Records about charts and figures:
------------
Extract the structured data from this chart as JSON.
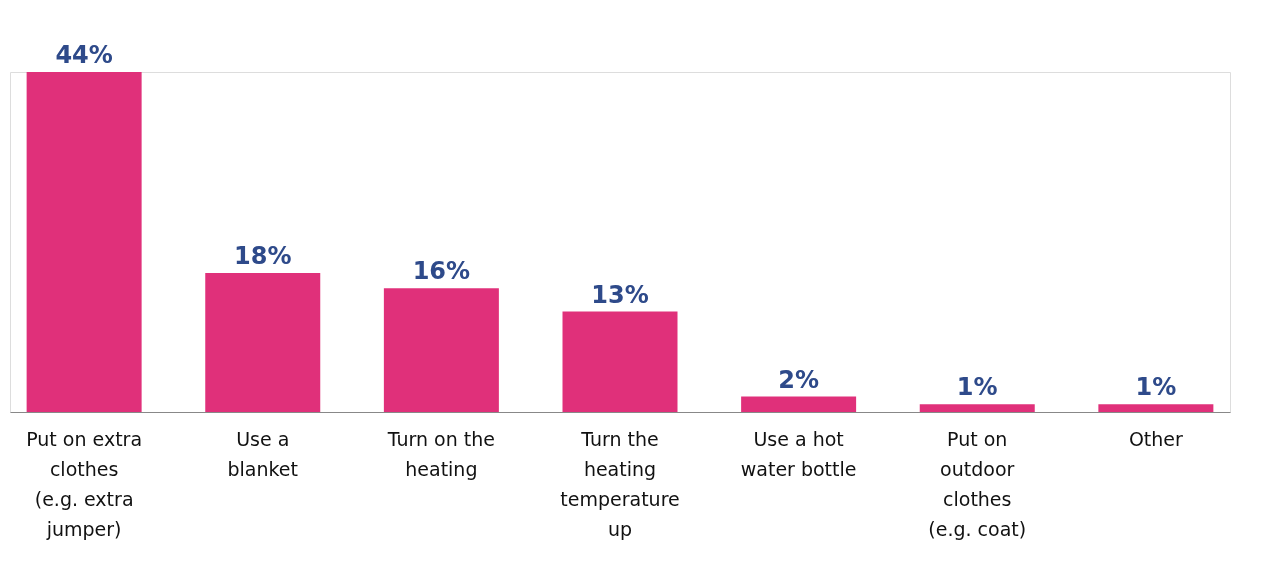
{
  "chart_data": {
    "type": "bar",
    "categories": [
      "Put on extra clothes (e.g. extra jumper)",
      "Use a blanket",
      "Turn on the heating",
      "Turn the heating temperature up",
      "Use a hot water bottle",
      "Put on outdoor clothes (e.g. coat)",
      "Other"
    ],
    "values": [
      44,
      18,
      16,
      13,
      2,
      1,
      1
    ],
    "value_labels": [
      "44%",
      "18%",
      "16%",
      "13%",
      "2%",
      "1%",
      "1%"
    ],
    "color": "#e0307a",
    "grid": false
  }
}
------------
*What the exercise asks*. Reproduce every record word for word. The copy must contain no pictures.

*Reply to the task*.
Extract the structured data from this chart as JSON.
{
  "chart_data": {
    "type": "bar",
    "categories": [
      "Put on extra clothes (e.g. extra jumper)",
      "Use a blanket",
      "Turn on the heating",
      "Turn the heating temperature up",
      "Use a hot water bottle",
      "Put on outdoor clothes (e.g. coat)",
      "Other"
    ],
    "values": [
      44,
      18,
      16,
      13,
      2,
      1,
      1
    ],
    "value_labels": [
      "44%",
      "18%",
      "16%",
      "13%",
      "2%",
      "1%",
      "1%"
    ],
    "color": "#e0307a",
    "grid": false
  }
}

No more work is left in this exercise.